[Dataset items]
════════════════
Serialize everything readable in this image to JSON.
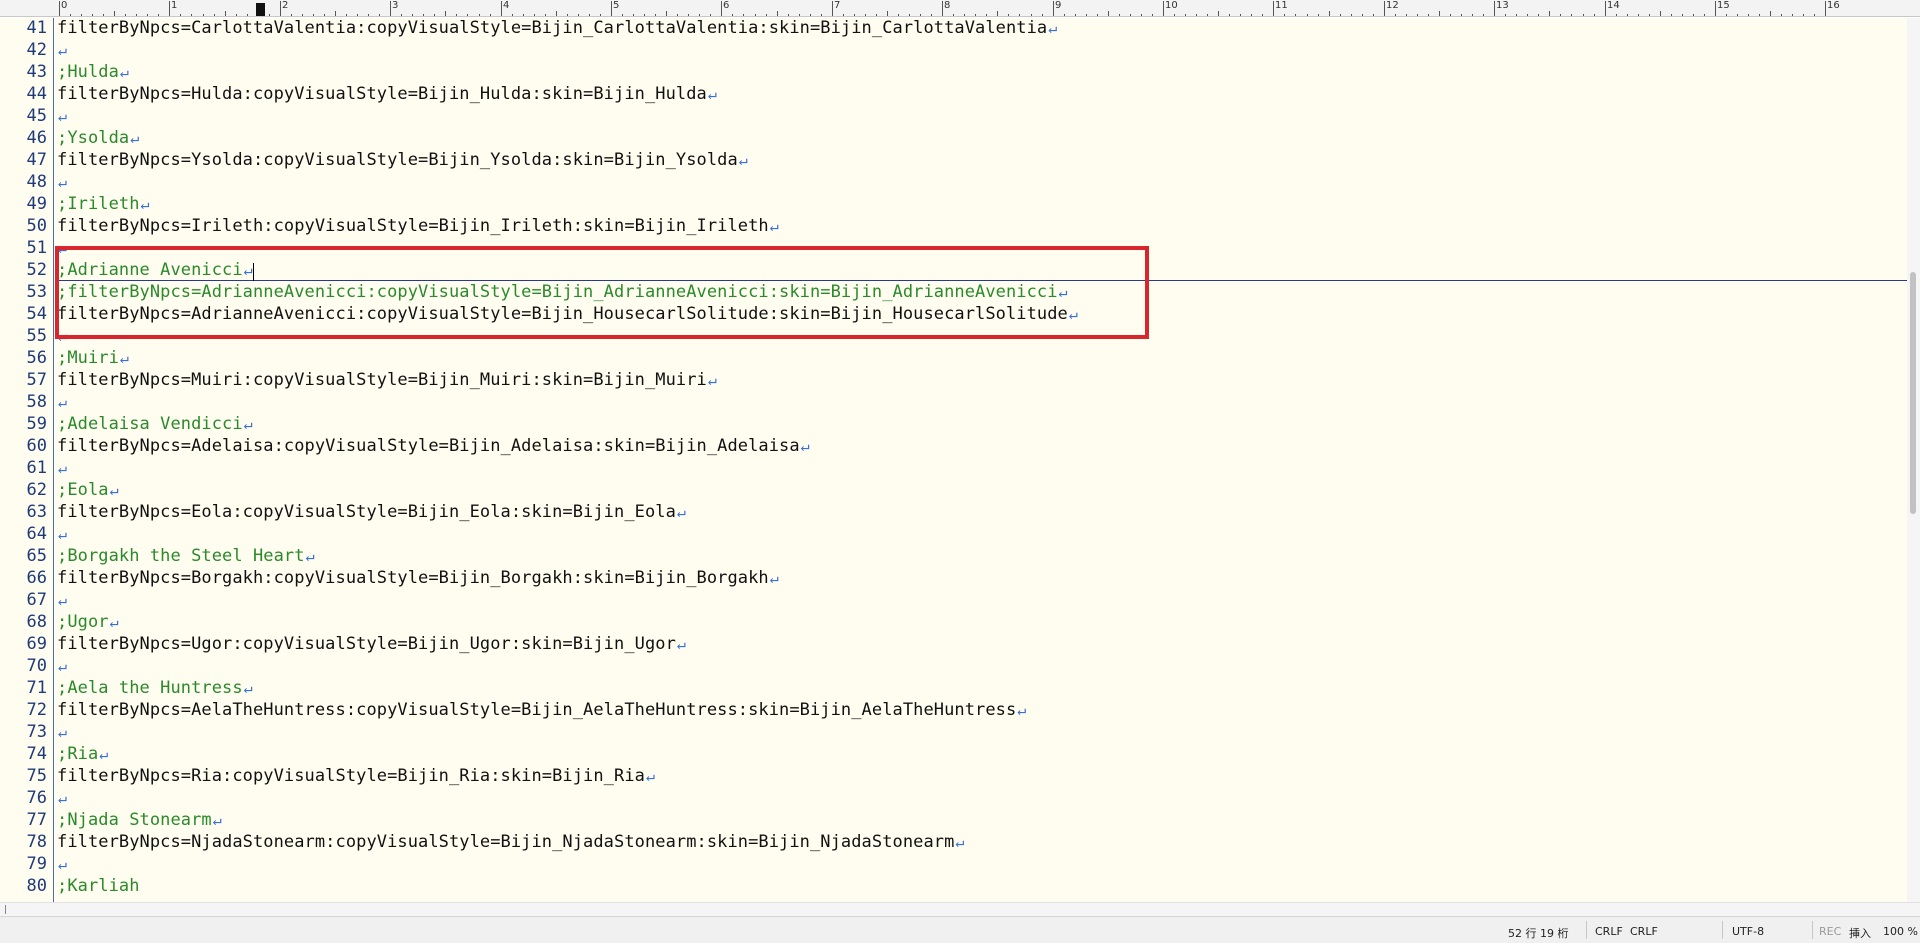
{
  "ruler": {
    "numbers": [
      "0",
      "1",
      "2",
      "3",
      "4",
      "5",
      "6",
      "7",
      "8",
      "9",
      "10",
      "11",
      "12",
      "13",
      "14",
      "15",
      "16"
    ]
  },
  "lines": [
    {
      "n": "41",
      "text": "filterByNpcs=CarlottaValentia:copyVisualStyle=Bijin_CarlottaValentia:skin=Bijin_CarlottaValentia",
      "comment": false
    },
    {
      "n": "42",
      "text": "",
      "comment": false
    },
    {
      "n": "43",
      "text": ";Hulda",
      "comment": true
    },
    {
      "n": "44",
      "text": "filterByNpcs=Hulda:copyVisualStyle=Bijin_Hulda:skin=Bijin_Hulda",
      "comment": false
    },
    {
      "n": "45",
      "text": "",
      "comment": false
    },
    {
      "n": "46",
      "text": ";Ysolda",
      "comment": true
    },
    {
      "n": "47",
      "text": "filterByNpcs=Ysolda:copyVisualStyle=Bijin_Ysolda:skin=Bijin_Ysolda",
      "comment": false
    },
    {
      "n": "48",
      "text": "",
      "comment": false
    },
    {
      "n": "49",
      "text": ";Irileth",
      "comment": true
    },
    {
      "n": "50",
      "text": "filterByNpcs=Irileth:copyVisualStyle=Bijin_Irileth:skin=Bijin_Irileth",
      "comment": false
    },
    {
      "n": "51",
      "text": "",
      "comment": false
    },
    {
      "n": "52",
      "text": ";Adrianne Avenicci",
      "comment": true
    },
    {
      "n": "53",
      "text": ";filterByNpcs=AdrianneAvenicci:copyVisualStyle=Bijin_AdrianneAvenicci:skin=Bijin_AdrianneAvenicci",
      "comment": true
    },
    {
      "n": "54",
      "text": "filterByNpcs=AdrianneAvenicci:copyVisualStyle=Bijin_HousecarlSolitude:skin=Bijin_HousecarlSolitude",
      "comment": false
    },
    {
      "n": "55",
      "text": "",
      "comment": false
    },
    {
      "n": "56",
      "text": ";Muiri",
      "comment": true
    },
    {
      "n": "57",
      "text": "filterByNpcs=Muiri:copyVisualStyle=Bijin_Muiri:skin=Bijin_Muiri",
      "comment": false
    },
    {
      "n": "58",
      "text": "",
      "comment": false
    },
    {
      "n": "59",
      "text": ";Adelaisa Vendicci",
      "comment": true
    },
    {
      "n": "60",
      "text": "filterByNpcs=Adelaisa:copyVisualStyle=Bijin_Adelaisa:skin=Bijin_Adelaisa",
      "comment": false
    },
    {
      "n": "61",
      "text": "",
      "comment": false
    },
    {
      "n": "62",
      "text": ";Eola",
      "comment": true
    },
    {
      "n": "63",
      "text": "filterByNpcs=Eola:copyVisualStyle=Bijin_Eola:skin=Bijin_Eola",
      "comment": false
    },
    {
      "n": "64",
      "text": "",
      "comment": false
    },
    {
      "n": "65",
      "text": ";Borgakh the Steel Heart",
      "comment": true
    },
    {
      "n": "66",
      "text": "filterByNpcs=Borgakh:copyVisualStyle=Bijin_Borgakh:skin=Bijin_Borgakh",
      "comment": false
    },
    {
      "n": "67",
      "text": "",
      "comment": false
    },
    {
      "n": "68",
      "text": ";Ugor",
      "comment": true
    },
    {
      "n": "69",
      "text": "filterByNpcs=Ugor:copyVisualStyle=Bijin_Ugor:skin=Bijin_Ugor",
      "comment": false
    },
    {
      "n": "70",
      "text": "",
      "comment": false
    },
    {
      "n": "71",
      "text": ";Aela the Huntress",
      "comment": true
    },
    {
      "n": "72",
      "text": "filterByNpcs=AelaTheHuntress:copyVisualStyle=Bijin_AelaTheHuntress:skin=Bijin_AelaTheHuntress",
      "comment": false
    },
    {
      "n": "73",
      "text": "",
      "comment": false
    },
    {
      "n": "74",
      "text": ";Ria",
      "comment": true
    },
    {
      "n": "75",
      "text": "filterByNpcs=Ria:copyVisualStyle=Bijin_Ria:skin=Bijin_Ria",
      "comment": false
    },
    {
      "n": "76",
      "text": "",
      "comment": false
    },
    {
      "n": "77",
      "text": ";Njada Stonearm",
      "comment": true
    },
    {
      "n": "78",
      "text": "filterByNpcs=NjadaStonearm:copyVisualStyle=Bijin_NjadaStonearm:skin=Bijin_NjadaStonearm",
      "comment": false
    },
    {
      "n": "79",
      "text": "",
      "comment": false
    },
    {
      "n": "80",
      "text": ";Karliah",
      "comment": true
    }
  ],
  "eol_glyph": "↵",
  "status": {
    "position": "52 行  19 桁",
    "newline_1": "CRLF",
    "newline_2": "CRLF",
    "encoding": "UTF-8",
    "rec": "REC",
    "insert_mode": "挿入",
    "zoom": "100 %"
  },
  "colors": {
    "background": "#fffdf0",
    "comment": "#2a8a2a",
    "line_number": "#1f3a7a",
    "eol_mark": "#3a6fd8",
    "highlight_box": "#d7262c"
  }
}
════════════════
Sift through the entries and copy every line with "Borgakh".

TASK SOLUTION:
      "text": ";Borgakh the Steel Heart",
      "text": "filterByNpcs=Borgakh:copyVisualStyle=Bijin_Borgakh:skin=Bijin_Borgakh",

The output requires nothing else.